» Given request
Find each line with the word "Nodal" and say how many there are, nothing else.
[start of Data rows]
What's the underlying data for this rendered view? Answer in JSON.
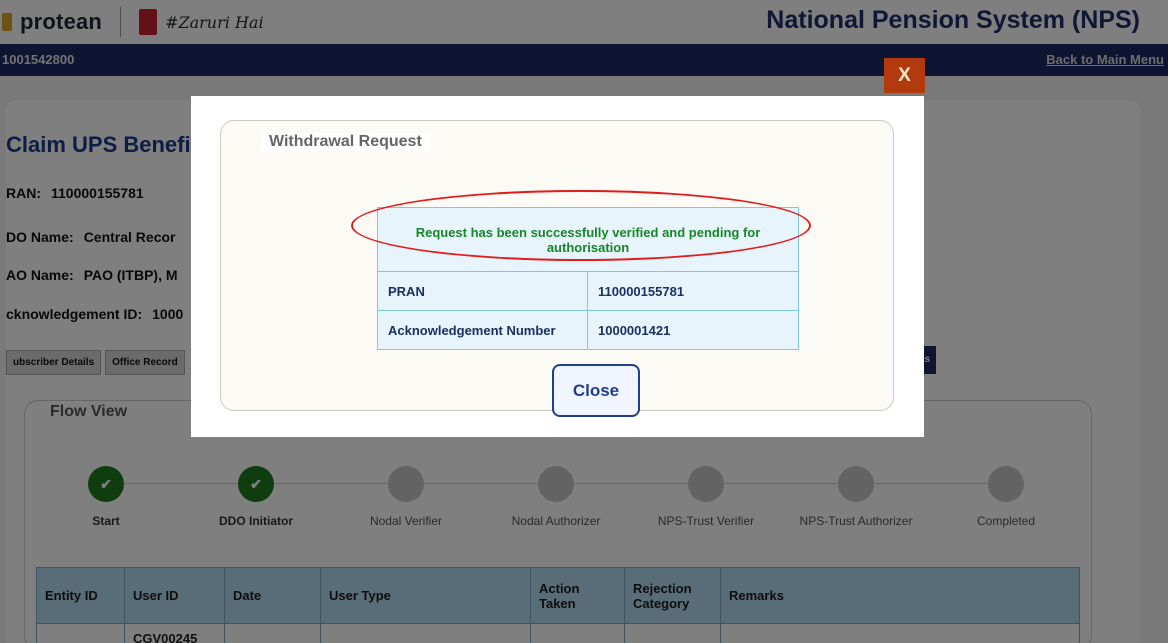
{
  "header": {
    "brand_name": "protean",
    "tagline": "#Zaruri Hai",
    "system_title": "National Pension System (NPS)",
    "account_id": "1001542800",
    "back_link": "Back to Main Menu"
  },
  "claim": {
    "title": "Claim UPS Benefi",
    "pran_label": "RAN:",
    "pran_value": "110000155781",
    "ddo_label": "DO Name:",
    "ddo_value": "Central Recor",
    "pao_label": "AO Name:",
    "pao_value": "PAO (ITBP), M",
    "ack_label": "cknowledgement ID:",
    "ack_value": "1000"
  },
  "tabs": {
    "subscriber": "ubscriber Details",
    "office": "Office Record",
    "right_tab": "s"
  },
  "flow": {
    "legend": "Flow View",
    "steps": [
      {
        "label": "Start",
        "done": true
      },
      {
        "label": "DDO Initiator",
        "done": true
      },
      {
        "label": "Nodal Verifier",
        "done": false
      },
      {
        "label": "Nodal Authorizer",
        "done": false
      },
      {
        "label": "NPS-Trust Verifier",
        "done": false
      },
      {
        "label": "NPS-Trust Authorizer",
        "done": false
      },
      {
        "label": "Completed",
        "done": false
      }
    ],
    "checkmark": "✔"
  },
  "history_table": {
    "headers": [
      "Entity ID",
      "User ID",
      "Date",
      "User Type",
      "Action Taken",
      "Rejection Category",
      "Remarks"
    ],
    "first_row_user_id": "CGV00245"
  },
  "modal": {
    "close_x": "X",
    "legend": "Withdrawal Request",
    "message": "Request has been successfully verified and pending for authorisation",
    "rows": [
      {
        "label": "PRAN",
        "value": "110000155781"
      },
      {
        "label": "Acknowledgement Number",
        "value": "1000001421"
      }
    ],
    "close_button": "Close"
  },
  "colors": {
    "nav_blue": "#1b2a64",
    "success_green": "#17852a",
    "annotation_red": "#e21b1b",
    "close_x_bg": "#b33a0f"
  }
}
[end of Data rows]
» Complete response
2